* **WORK REQUIRED**: Only an exact copy of every record counts as an answer.

* **EXCERPTED RECORDS**:

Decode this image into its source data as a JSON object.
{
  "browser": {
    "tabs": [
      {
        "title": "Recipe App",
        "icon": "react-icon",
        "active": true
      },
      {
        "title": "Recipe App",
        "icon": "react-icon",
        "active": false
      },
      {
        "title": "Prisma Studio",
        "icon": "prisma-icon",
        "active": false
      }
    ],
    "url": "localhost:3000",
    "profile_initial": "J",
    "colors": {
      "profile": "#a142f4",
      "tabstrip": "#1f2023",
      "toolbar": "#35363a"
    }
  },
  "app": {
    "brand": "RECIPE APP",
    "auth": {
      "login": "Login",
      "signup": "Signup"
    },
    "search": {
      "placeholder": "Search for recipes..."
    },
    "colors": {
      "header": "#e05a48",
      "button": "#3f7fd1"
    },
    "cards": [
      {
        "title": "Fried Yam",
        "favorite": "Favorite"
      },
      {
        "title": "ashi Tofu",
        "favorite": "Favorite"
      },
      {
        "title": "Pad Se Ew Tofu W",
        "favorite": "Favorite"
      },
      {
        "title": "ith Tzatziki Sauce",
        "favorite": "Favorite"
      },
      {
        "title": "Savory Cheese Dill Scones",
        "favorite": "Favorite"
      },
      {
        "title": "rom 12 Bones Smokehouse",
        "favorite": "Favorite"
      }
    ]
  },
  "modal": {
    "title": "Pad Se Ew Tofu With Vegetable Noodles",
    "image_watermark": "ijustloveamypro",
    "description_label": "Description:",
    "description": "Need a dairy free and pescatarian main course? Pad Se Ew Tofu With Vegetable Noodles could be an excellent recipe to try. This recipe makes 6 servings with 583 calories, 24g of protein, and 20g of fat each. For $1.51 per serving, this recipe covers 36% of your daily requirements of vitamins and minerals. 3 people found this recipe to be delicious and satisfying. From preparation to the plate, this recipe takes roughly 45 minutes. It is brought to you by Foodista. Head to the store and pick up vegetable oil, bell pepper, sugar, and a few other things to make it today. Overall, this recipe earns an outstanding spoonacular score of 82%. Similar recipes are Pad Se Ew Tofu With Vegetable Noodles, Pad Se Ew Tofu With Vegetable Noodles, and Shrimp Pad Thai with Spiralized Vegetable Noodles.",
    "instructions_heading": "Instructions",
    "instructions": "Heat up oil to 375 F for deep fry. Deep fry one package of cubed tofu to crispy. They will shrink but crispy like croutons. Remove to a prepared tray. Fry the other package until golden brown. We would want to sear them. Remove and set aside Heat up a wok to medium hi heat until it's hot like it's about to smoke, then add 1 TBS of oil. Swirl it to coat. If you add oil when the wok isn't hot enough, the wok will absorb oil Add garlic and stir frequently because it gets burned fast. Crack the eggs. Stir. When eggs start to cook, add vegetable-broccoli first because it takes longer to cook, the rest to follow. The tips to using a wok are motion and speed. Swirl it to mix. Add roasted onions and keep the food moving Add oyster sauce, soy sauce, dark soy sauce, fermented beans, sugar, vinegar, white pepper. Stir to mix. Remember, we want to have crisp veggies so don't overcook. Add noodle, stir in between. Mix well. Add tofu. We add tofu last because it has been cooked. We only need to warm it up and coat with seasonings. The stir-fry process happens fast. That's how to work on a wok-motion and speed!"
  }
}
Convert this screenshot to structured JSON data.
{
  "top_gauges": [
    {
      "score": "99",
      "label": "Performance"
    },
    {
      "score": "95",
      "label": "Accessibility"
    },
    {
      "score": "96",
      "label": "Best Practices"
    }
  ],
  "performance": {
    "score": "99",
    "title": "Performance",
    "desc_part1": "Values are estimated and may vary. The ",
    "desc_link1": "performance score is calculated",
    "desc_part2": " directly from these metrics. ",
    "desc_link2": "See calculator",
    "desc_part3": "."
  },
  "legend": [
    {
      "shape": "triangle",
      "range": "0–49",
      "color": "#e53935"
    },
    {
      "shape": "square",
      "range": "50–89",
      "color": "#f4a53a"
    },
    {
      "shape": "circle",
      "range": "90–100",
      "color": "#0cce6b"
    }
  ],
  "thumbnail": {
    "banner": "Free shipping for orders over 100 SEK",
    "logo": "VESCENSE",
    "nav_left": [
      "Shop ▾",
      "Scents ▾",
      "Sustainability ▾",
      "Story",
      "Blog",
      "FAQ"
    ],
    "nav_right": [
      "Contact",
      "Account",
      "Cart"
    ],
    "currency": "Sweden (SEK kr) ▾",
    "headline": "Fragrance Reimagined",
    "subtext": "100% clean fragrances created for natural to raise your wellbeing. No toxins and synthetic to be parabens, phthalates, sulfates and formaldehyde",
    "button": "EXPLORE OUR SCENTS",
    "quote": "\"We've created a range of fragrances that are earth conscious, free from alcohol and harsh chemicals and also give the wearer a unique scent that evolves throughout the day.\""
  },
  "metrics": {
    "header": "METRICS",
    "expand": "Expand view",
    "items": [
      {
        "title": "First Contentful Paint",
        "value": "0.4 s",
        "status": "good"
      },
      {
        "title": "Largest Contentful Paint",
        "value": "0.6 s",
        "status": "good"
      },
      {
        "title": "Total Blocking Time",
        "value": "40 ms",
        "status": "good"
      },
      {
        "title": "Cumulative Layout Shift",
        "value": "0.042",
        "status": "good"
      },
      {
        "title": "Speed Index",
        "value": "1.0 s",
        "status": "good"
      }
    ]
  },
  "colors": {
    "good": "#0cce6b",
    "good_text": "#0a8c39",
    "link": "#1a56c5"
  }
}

* **TASK OUTPUT**:
Decode this image into its source data as a JSON object.
{
  "browser": {
    "tabs": [
      {
        "title": "Recipe App",
        "icon": "react-icon",
        "active": true
      },
      {
        "title": "Recipe App",
        "icon": "react-icon",
        "active": false
      },
      {
        "title": "Prisma Studio",
        "icon": "prisma-icon",
        "active": false
      }
    ],
    "url": "localhost:3000",
    "profile_initial": "J",
    "colors": {
      "profile": "#a142f4",
      "tabstrip": "#1f2023",
      "toolbar": "#35363a"
    }
  },
  "app": {
    "brand": "RECIPE APP",
    "auth": {
      "login": "Login",
      "signup": "Signup"
    },
    "search": {
      "placeholder": "Search for recipes..."
    },
    "colors": {
      "header": "#e05a48",
      "button": "#3f7fd1"
    },
    "cards": [
      {
        "title": "Fried Yam",
        "favorite": "Favorite"
      },
      {
        "title": "ashi Tofu",
        "favorite": "Favorite"
      },
      {
        "title": "Pad Se Ew Tofu W",
        "favorite": "Favorite"
      },
      {
        "title": "ith Tzatziki Sauce",
        "favorite": "Favorite"
      },
      {
        "title": "Savory Cheese Dill Scones",
        "favorite": "Favorite"
      },
      {
        "title": "rom 12 Bones Smokehouse",
        "favorite": "Favorite"
      }
    ]
  },
  "modal": {
    "title": "Pad Se Ew Tofu With Vegetable Noodles",
    "image_watermark": "ijustloveamypro",
    "description_label": "Description:",
    "description": "Need a dairy free and pescatarian main course? Pad Se Ew Tofu With Vegetable Noodles could be an excellent recipe to try. This recipe makes 6 servings with 583 calories, 24g of protein, and 20g of fat each. For $1.51 per serving, this recipe covers 36% of your daily requirements of vitamins and minerals. 3 people found this recipe to be delicious and satisfying. From preparation to the plate, this recipe takes roughly 45 minutes. It is brought to you by Foodista. Head to the store and pick up vegetable oil, bell pepper, sugar, and a few other things to make it today. Overall, this recipe earns an outstanding spoonacular score of 82%. Similar recipes are Pad Se Ew Tofu With Vegetable Noodles, Pad Se Ew Tofu With Vegetable Noodles, and Shrimp Pad Thai with Spiralized Vegetable Noodles.",
    "instructions_heading": "Instructions",
    "instructions": "Heat up oil to 375 F for deep fry. Deep fry one package of cubed tofu to crispy. They will shrink but crispy like croutons. Remove to a prepared tray. Fry the other package until golden brown. We would want to sear them. Remove and set aside Heat up a wok to medium hi heat until it's hot like it's about to smoke, then add 1 TBS of oil. Swirl it to coat. If you add oil when the wok isn't hot enough, the wok will absorb oil Add garlic and stir frequently because it gets burned fast. Crack the eggs. Stir. When eggs start to cook, add vegetable-broccoli first because it takes longer to cook, the rest to follow. The tips to using a wok are motion and speed. Swirl it to mix. Add roasted onions and keep the food moving Add oyster sauce, soy sauce, dark soy sauce, fermented beans, sugar, vinegar, white pepper. Stir to mix. Remember, we want to have crisp veggies so don't overcook. Add noodle, stir in between. Mix well. Add tofu. We add tofu last because it has been cooked. We only need to warm it up and coat with seasonings. The stir-fry process happens fast. That's how to work on a wok-motion and speed!"
  }
}
Convert this screenshot to structured JSON data.
{
  "top_gauges": [
    {
      "score": "99",
      "label": "Performance"
    },
    {
      "score": "95",
      "label": "Accessibility"
    },
    {
      "score": "96",
      "label": "Best Practices"
    }
  ],
  "performance": {
    "score": "99",
    "title": "Performance",
    "desc_part1": "Values are estimated and may vary. The ",
    "desc_link1": "performance score is calculated",
    "desc_part2": " directly from these metrics. ",
    "desc_link2": "See calculator",
    "desc_part3": "."
  },
  "legend": [
    {
      "shape": "triangle",
      "range": "0–49",
      "color": "#e53935"
    },
    {
      "shape": "square",
      "range": "50–89",
      "color": "#f4a53a"
    },
    {
      "shape": "circle",
      "range": "90–100",
      "color": "#0cce6b"
    }
  ],
  "thumbnail": {
    "banner": "Free shipping for orders over 100 SEK",
    "logo": "VESCENSE",
    "nav_left": [
      "Shop ▾",
      "Scents ▾",
      "Sustainability ▾",
      "Story",
      "Blog",
      "FAQ"
    ],
    "nav_right": [
      "Contact",
      "Account",
      "Cart"
    ],
    "currency": "Sweden (SEK kr) ▾",
    "headline": "Fragrance Reimagined",
    "subtext": "100% clean fragrances created for natural to raise your wellbeing. No toxins and synthetic to be parabens, phthalates, sulfates and formaldehyde",
    "button": "EXPLORE OUR SCENTS",
    "quote": "\"We've created a range of fragrances that are earth conscious, free from alcohol and harsh chemicals and also give the wearer a unique scent that evolves throughout the day.\""
  },
  "metrics": {
    "header": "METRICS",
    "expand": "Expand view",
    "items": [
      {
        "title": "First Contentful Paint",
        "value": "0.4 s",
        "status": "good"
      },
      {
        "title": "Largest Contentful Paint",
        "value": "0.6 s",
        "status": "good"
      },
      {
        "title": "Total Blocking Time",
        "value": "40 ms",
        "status": "good"
      },
      {
        "title": "Cumulative Layout Shift",
        "value": "0.042",
        "status": "good"
      },
      {
        "title": "Speed Index",
        "value": "1.0 s",
        "status": "good"
      }
    ]
  },
  "colors": {
    "good": "#0cce6b",
    "good_text": "#0a8c39",
    "link": "#1a56c5"
  }
}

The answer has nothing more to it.